Raw records
_____

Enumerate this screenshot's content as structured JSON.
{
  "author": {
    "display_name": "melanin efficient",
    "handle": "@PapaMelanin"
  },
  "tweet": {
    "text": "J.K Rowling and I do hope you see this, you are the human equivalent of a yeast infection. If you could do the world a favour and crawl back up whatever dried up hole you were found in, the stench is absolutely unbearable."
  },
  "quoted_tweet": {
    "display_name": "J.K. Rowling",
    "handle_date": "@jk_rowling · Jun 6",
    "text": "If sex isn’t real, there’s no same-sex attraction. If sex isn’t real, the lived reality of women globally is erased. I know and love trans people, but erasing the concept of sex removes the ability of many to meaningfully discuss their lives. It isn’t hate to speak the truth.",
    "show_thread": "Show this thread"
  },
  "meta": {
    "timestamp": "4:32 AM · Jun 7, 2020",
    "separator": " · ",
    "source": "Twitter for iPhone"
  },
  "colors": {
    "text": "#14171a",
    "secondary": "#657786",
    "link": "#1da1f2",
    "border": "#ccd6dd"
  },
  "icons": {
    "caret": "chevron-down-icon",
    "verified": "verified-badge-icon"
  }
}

_____

_DIRECTION_
Copy out each line of the listing that holds "this".

_RESPONSE TO THE EXERCISE_
Enumerate this screenshot's content as structured JSON.
    "text": "J.K Rowling and I do hope you see this, you are the human equivalent of a yeast infection. If you could do the world a favour and crawl back up whatever dried up hole you were found in, the stench is absolutely unbearable."
    "show_thread": "Show this thread"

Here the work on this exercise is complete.